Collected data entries
----------
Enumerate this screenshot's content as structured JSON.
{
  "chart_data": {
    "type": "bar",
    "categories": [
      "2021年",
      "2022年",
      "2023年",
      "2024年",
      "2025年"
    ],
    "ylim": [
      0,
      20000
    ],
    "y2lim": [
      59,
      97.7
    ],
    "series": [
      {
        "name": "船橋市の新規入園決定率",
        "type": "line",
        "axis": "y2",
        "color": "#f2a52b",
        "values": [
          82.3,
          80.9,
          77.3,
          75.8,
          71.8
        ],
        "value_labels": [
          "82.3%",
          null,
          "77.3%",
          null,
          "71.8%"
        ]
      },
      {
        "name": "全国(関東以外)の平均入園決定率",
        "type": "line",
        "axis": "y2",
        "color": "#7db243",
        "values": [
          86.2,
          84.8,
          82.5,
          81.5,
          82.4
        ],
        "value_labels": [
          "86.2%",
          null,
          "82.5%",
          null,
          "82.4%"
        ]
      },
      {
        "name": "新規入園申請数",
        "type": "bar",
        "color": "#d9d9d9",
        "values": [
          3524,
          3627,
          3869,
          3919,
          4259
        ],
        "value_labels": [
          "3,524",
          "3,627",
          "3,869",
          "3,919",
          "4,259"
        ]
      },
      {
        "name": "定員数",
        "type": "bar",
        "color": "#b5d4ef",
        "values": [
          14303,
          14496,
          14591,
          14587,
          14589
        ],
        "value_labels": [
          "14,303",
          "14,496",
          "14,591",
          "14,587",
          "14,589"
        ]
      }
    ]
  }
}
----------
- _Challenge_:
Every line above should be written out again exactly as it stands.

- _Exercise output_:
Enumerate this screenshot's content as structured JSON.
{
  "chart_data": {
    "type": "bar",
    "categories": [
      "2021年",
      "2022年",
      "2023年",
      "2024年",
      "2025年"
    ],
    "ylim": [
      0,
      20000
    ],
    "y2lim": [
      59,
      97.7
    ],
    "series": [
      {
        "name": "船橋市の新規入園決定率",
        "type": "line",
        "axis": "y2",
        "color": "#f2a52b",
        "values": [
          82.3,
          80.9,
          77.3,
          75.8,
          71.8
        ],
        "value_labels": [
          "82.3%",
          null,
          "77.3%",
          null,
          "71.8%"
        ]
      },
      {
        "name": "全国(関東以外)の平均入園決定率",
        "type": "line",
        "axis": "y2",
        "color": "#7db243",
        "values": [
          86.2,
          84.8,
          82.5,
          81.5,
          82.4
        ],
        "value_labels": [
          "86.2%",
          null,
          "82.5%",
          null,
          "82.4%"
        ]
      },
      {
        "name": "新規入園申請数",
        "type": "bar",
        "color": "#d9d9d9",
        "values": [
          3524,
          3627,
          3869,
          3919,
          4259
        ],
        "value_labels": [
          "3,524",
          "3,627",
          "3,869",
          "3,919",
          "4,259"
        ]
      },
      {
        "name": "定員数",
        "type": "bar",
        "color": "#b5d4ef",
        "values": [
          14303,
          14496,
          14591,
          14587,
          14589
        ],
        "value_labels": [
          "14,303",
          "14,496",
          "14,591",
          "14,587",
          "14,589"
        ]
      }
    ]
  }
}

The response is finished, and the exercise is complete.